(Data entries for graphics)

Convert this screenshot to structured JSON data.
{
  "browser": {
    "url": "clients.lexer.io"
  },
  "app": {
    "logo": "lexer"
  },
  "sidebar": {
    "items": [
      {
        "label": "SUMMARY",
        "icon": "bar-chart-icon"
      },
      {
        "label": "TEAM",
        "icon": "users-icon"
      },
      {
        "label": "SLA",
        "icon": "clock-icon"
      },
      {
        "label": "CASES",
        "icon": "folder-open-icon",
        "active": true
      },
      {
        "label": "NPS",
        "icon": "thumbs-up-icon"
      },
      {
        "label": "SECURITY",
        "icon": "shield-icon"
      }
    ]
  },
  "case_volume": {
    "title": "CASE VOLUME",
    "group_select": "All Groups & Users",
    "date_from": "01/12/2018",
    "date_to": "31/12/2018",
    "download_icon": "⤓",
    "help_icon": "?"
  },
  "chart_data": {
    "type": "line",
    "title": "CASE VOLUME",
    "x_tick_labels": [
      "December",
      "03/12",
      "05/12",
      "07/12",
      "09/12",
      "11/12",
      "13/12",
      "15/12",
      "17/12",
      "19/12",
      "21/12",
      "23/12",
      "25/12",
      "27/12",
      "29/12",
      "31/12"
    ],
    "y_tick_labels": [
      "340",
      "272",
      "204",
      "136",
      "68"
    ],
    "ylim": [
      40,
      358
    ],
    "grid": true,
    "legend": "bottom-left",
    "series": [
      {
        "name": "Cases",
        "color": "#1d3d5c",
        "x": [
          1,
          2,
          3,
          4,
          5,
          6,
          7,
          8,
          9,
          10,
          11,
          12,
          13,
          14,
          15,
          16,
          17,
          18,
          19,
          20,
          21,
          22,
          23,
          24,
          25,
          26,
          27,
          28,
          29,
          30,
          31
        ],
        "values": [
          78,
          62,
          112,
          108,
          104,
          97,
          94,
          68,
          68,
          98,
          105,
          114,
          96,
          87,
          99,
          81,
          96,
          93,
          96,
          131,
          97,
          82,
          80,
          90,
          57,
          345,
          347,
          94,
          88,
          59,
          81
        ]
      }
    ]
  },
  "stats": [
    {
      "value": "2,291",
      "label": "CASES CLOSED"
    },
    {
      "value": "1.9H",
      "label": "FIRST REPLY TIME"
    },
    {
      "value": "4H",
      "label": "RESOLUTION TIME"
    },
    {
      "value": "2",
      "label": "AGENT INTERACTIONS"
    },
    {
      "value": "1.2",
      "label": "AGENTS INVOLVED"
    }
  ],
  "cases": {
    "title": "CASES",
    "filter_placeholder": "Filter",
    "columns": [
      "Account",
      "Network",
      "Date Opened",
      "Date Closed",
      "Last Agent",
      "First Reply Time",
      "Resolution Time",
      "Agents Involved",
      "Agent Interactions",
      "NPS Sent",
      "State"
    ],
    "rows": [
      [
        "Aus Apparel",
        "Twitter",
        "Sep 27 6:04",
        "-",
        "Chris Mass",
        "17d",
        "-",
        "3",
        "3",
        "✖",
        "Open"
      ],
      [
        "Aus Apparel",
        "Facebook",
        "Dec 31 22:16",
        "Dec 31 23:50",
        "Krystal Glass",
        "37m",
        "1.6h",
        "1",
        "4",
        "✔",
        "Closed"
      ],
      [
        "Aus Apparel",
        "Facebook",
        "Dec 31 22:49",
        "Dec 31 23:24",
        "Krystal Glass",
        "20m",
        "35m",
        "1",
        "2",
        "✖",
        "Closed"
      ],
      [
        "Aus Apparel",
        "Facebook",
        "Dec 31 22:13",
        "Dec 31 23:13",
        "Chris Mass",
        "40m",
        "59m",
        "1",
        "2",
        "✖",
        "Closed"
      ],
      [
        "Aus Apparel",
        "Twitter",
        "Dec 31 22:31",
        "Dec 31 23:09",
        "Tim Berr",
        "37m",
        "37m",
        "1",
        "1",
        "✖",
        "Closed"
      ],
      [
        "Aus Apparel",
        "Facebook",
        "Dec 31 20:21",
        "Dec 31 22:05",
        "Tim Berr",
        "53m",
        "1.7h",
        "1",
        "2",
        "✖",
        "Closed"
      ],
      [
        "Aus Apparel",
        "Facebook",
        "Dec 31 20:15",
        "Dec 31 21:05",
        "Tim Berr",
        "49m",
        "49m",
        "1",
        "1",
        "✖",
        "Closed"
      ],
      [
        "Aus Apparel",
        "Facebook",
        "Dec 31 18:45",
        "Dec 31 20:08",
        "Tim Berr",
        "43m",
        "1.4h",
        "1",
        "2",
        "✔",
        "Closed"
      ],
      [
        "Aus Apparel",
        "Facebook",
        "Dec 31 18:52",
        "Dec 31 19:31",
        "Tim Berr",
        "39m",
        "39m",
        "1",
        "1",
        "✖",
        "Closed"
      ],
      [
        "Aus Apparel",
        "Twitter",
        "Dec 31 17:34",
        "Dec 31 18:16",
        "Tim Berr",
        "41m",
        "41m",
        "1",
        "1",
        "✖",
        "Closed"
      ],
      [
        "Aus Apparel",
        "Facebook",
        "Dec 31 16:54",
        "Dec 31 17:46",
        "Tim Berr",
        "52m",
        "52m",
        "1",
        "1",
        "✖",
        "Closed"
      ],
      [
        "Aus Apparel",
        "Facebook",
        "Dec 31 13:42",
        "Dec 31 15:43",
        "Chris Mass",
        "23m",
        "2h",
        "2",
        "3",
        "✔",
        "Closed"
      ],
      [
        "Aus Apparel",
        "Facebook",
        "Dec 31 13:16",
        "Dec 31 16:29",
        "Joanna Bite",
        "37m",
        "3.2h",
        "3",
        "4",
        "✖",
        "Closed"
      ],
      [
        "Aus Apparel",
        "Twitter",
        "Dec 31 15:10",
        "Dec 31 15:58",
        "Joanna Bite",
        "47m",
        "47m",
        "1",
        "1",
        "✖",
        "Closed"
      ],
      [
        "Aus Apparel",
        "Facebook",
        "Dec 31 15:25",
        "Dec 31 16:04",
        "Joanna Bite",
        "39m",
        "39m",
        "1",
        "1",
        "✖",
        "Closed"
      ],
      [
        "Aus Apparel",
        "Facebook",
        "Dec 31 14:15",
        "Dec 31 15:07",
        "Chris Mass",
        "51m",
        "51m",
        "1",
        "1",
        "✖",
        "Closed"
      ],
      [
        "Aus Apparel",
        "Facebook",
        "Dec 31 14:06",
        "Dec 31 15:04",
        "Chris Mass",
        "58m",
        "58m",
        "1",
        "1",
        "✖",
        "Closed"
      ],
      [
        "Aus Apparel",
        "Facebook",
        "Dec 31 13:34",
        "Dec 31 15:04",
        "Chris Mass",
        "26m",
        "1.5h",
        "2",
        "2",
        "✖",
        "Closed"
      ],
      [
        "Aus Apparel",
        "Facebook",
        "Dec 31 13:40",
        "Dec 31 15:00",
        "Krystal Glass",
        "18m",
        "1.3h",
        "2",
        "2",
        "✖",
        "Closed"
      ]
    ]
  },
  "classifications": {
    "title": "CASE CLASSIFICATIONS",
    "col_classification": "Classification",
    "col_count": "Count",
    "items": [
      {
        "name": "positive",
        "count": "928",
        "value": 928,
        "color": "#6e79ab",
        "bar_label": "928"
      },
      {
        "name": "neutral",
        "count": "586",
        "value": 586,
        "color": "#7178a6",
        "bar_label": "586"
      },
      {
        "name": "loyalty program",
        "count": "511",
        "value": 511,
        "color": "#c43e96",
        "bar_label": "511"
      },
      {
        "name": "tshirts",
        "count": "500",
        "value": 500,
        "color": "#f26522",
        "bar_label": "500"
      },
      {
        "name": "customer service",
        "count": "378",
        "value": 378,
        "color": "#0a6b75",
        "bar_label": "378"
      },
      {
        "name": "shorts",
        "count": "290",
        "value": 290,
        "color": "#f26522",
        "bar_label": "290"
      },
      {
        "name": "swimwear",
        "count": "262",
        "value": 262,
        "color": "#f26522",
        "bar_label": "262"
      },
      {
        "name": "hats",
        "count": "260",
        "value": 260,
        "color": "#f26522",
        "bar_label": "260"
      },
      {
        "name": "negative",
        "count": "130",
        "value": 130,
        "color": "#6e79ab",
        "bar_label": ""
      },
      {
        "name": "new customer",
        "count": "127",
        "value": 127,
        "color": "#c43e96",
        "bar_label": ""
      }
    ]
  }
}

Task brief: Go through the material line by line. Show each line that contains the string "customer".

Exercise answer:
        "name": "customer service",
        "name": "new customer",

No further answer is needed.